=== SHORT PROBLEM ===
Word for word, print each line of the listing below; pictures stay out.

(Records from a data source)
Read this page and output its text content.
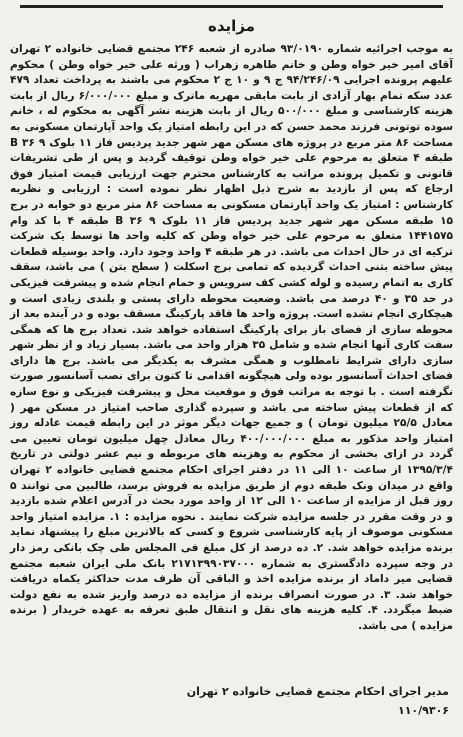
مزایده

به موجب اجرائیه شماره ۹۳/۰۱۹۰ صادره از شعبه ۲۴۶ مجتمع قضایی خانواده ۲ تهران آقای امیر خیر خواه وطن و خانم طاهره زهراب ( ورثه علی خیر خواه وطن ) محکوم علیهم پرونده اجرایی ۹۴/۲۴۶/۰۹ ج ۹ و ۱۰ ج ۲ محکوم می باشند به پرداخت تعداد ۴۷۹ عدد سکه تمام بهار آزادی از بابت مابقی مهریه ماترک و مبلغ ۶/۰۰۰/۰۰۰ ریال از بابت هزینه کارشناسی و مبلغ ۵۰۰/۰۰۰ ریال از بابت هزینه نشر آگهی به محکوم له ، خانم سوده توتونی فرزند محمد حسن که در این رابطه امتیاز یک واحد آپارتمان مسکونی به مساحت ۸۶ متر مربع در پروژه های مسکن مهر شهر جدید پردیس فاز ۱۱ بلوک B ۳۶ ۹ طبقه ۴ متعلق به مرحوم علی خیر خواه وطن توقیف گردید و پس از طی تشریفات قانونی و تکمیل پرونده مراتب به کارشناس محترم جهت ارزیابی قیمت امتیاز فوق ارجاع که پس از بازدید به شرح ذیل اظهار نظر نموده است : ارزیابی و نظریه کارشناس : امتیاز یک واحد آپارتمان مسکونی به مساحت ۸۶ متر مربع دو خوابه در برج ۱۵ طبقه مسکن مهر شهر جدید پردیس فاز ۱۱ بلوک B ۳۶ ۹ طبقه ۴ با کد وام ۱۴۴۱۵۷۵ متعلق به مرحوم علی خیر خواه وطن که کلیه واحد ها توسط یک شرکت ترکیه ای در حال احداث می باشد. در هر طبقه ۴ واحد وجود دارد. واحد بوسیله قطعات پیش ساخته بتنی احداث گردیده که تمامی برج اسکلت ( سطح بتن ) می باشد، سقف کاری به اتمام رسیده و لوله کشی کف سرویس و حمام انجام شده و پیشرفت فیزیکی در حد ۳۵ و ۴۰ درصد می باشد. وضعیت محوطه دارای پستی و بلندی زیادی است و هیچکاری انجام نشده است. پروژه واحد ها فاقد پارکینگ مسقف بوده و در آینده بعد از محوطه سازی از فضای باز برای پارکینگ استفاده خواهد شد. تعداد برج ها که همگی سفت کاری آنها انجام شده و شامل ۳۵ هزار واحد می باشد. بسیار زیاد و از نظر شهر سازی دارای شرایط نامطلوب و همگی مشرف به یکدیگر می باشد. برج ها دارای فضای احداث آسانسور بوده ولی هیچگونه اقدامی تا کنون برای نصب آسانسور صورت نگرفته است . با توجه به مراتب فوق و موقعیت محل و پیشرفت فیزیکی و نوع سازه که از قطعات پیش ساخته می باشد و سپرده گذاری صاحب امتیاز در مسکن مهر ( معادل ۲۵/۵ میلیون تومان ) و جمیع جهات دیگر موثر در این رابطه قیمت عادله روز امتیاز واحد مذکور به مبلغ ۴۰۰/۰۰۰/۰۰۰ ریال معادل چهل میلیون تومان تعیین می گردد در ازای بخشی از محکوم به وهزینه های مربوطه و نیم عشر دولتی در تاریخ ۱۳۹۵/۳/۴ از ساعت ۱۰ الی ۱۱ در دفتر اجرای احکام مجتمع قضایی خانواده ۲ تهران واقع در میدان ونک طبقه دوم از طریق مزایده به فروش برسد، طالبین می توانند ۵ روز قبل از مزایده از ساعت ۱۰ الی ۱۲ از واحد مورد بحث در آدرس اعلام شده بازدید و در وقت مقرر در جلسه مزایده شرکت نمایند . نحوه مزایده : ۱. مزایده امتیاز واحد مسکونی موصوف از پایه کارشناسی شروع و کسی که بالاترین مبلغ را پیشنهاد نماید برنده مزایده خواهد شد. ۲. ده درصد از کل مبلغ فی المجلس طی چک بانکی رمز دار در وجه سپرده دادگستری به شماره ۲۱۷۱۳۹۹۰۳۷۰۰۰ بانک ملی ایران شعبه مجتمع قضایی میر داماد از برنده مزایده اخذ و الباقی آن ظرف مدت حداکثر یکماه دریافت خواهد شد. ۳. در صورت انصراف برنده از مزایده ده درصد واریز شده به نفع دولت ضبط میگردد. ۴. کلیه هزینه های نقل و انتقال طبق تعرفه به عهده خریدار ( برنده مزایده ) می باشد.

مدیر اجرای احکام مجتمع قضایی خانواده ۲ تهران
۱۱۰/۹۳۰۶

=== OUTPUT OF THE EXERCISE ===
Read this page and output its text content.
مزایده

به موجب اجرائیه شماره ۹۳/۰۱۹۰ صادره از شعبه ۲۴۶ مجتمع قضایی خانواده ۲ تهران آقای امیر خیر خواه وطن و خانم طاهره زهراب ( ورثه علی خیر خواه وطن ) محکوم علیهم پرونده اجرایی ۹۴/۲۴۶/۰۹ ج ۹ و ۱۰ ج ۲ محکوم می باشند به پرداخت تعداد ۴۷۹ عدد سکه تمام بهار آزادی از بابت مابقی مهریه ماترک و مبلغ ۶/۰۰۰/۰۰۰ ریال از بابت هزینه کارشناسی و مبلغ ۵۰۰/۰۰۰ ریال از بابت هزینه نشر آگهی به محکوم له ، خانم سوده توتونی فرزند محمد حسن که در این رابطه امتیاز یک واحد آپارتمان مسکونی به مساحت ۸۶ متر مربع در پروژه های مسکن مهر شهر جدید پردیس فاز ۱۱ بلوک B ۳۶ ۹ طبقه ۴ متعلق به مرحوم علی خیر خواه وطن توقیف گردید و پس از طی تشریفات قانونی و تکمیل پرونده مراتب به کارشناس محترم جهت ارزیابی قیمت امتیاز فوق ارجاع که پس از بازدید به شرح ذیل اظهار نظر نموده است : ارزیابی و نظریه کارشناس : امتیاز یک واحد آپارتمان مسکونی به مساحت ۸۶ متر مربع دو خوابه در برج ۱۵ طبقه مسکن مهر شهر جدید پردیس فاز ۱۱ بلوک B ۳۶ ۹ طبقه ۴ با کد وام ۱۴۴۱۵۷۵ متعلق به مرحوم علی خیر خواه وطن که کلیه واحد ها توسط یک شرکت ترکیه ای در حال احداث می باشد. در هر طبقه ۴ واحد وجود دارد. واحد بوسیله قطعات پیش ساخته بتنی احداث گردیده که تمامی برج اسکلت ( سطح بتن ) می باشد، سقف کاری به اتمام رسیده و لوله کشی کف سرویس و حمام انجام شده و پیشرفت فیزیکی در حد ۳۵ و ۴۰ درصد می باشد. وضعیت محوطه دارای پستی و بلندی زیادی است و هیچکاری انجام نشده است. پروژه واحد ها فاقد پارکینگ مسقف بوده و در آینده بعد از محوطه سازی از فضای باز برای پارکینگ استفاده خواهد شد. تعداد برج ها که همگی سفت کاری آنها انجام شده و شامل ۳۵ هزار واحد می باشد. بسیار زیاد و از نظر شهر سازی دارای شرایط نامطلوب و همگی مشرف به یکدیگر می باشد. برج ها دارای فضای احداث آسانسور بوده ولی هیچگونه اقدامی تا کنون برای نصب آسانسور صورت نگرفته است . با توجه به مراتب فوق و موقعیت محل و پیشرفت فیزیکی و نوع سازه که از قطعات پیش ساخته می باشد و سپرده گذاری صاحب امتیاز در مسکن مهر ( معادل ۲۵/۵ میلیون تومان ) و جمیع جهات دیگر موثر در این رابطه قیمت عادله روز امتیاز واحد مذکور به مبلغ ۴۰۰/۰۰۰/۰۰۰ ریال معادل چهل میلیون تومان تعیین می گردد در ازای بخشی از محکوم به وهزینه های مربوطه و نیم عشر دولتی در تاریخ ۱۳۹۵/۳/۴ از ساعت ۱۰ الی ۱۱ در دفتر اجرای احکام مجتمع قضایی خانواده ۲ تهران واقع در میدان ونک طبقه دوم از طریق مزایده به فروش برسد، طالبین می توانند ۵ روز قبل از مزایده از ساعت ۱۰ الی ۱۲ از واحد مورد بحث در آدرس اعلام شده بازدید و در وقت مقرر در جلسه مزایده شرکت نمایند . نحوه مزایده : ۱. مزایده امتیاز واحد مسکونی موصوف از پایه کارشناسی شروع و کسی که بالاترین مبلغ را پیشنهاد نماید برنده مزایده خواهد شد. ۲. ده درصد از کل مبلغ فی المجلس طی چک بانکی رمز دار در وجه سپرده دادگستری به شماره ۲۱۷۱۳۹۹۰۳۷۰۰۰ بانک ملی ایران شعبه مجتمع قضایی میر داماد از برنده مزایده اخذ و الباقی آن ظرف مدت حداکثر یکماه دریافت خواهد شد. ۳. در صورت انصراف برنده از مزایده ده درصد واریز شده به نفع دولت ضبط میگردد. ۴. کلیه هزینه های نقل و انتقال طبق تعرفه به عهده خریدار ( برنده مزایده ) می باشد.

مدیر اجرای احکام مجتمع قضایی خانواده ۲ تهران
۱۱۰/۹۳۰۶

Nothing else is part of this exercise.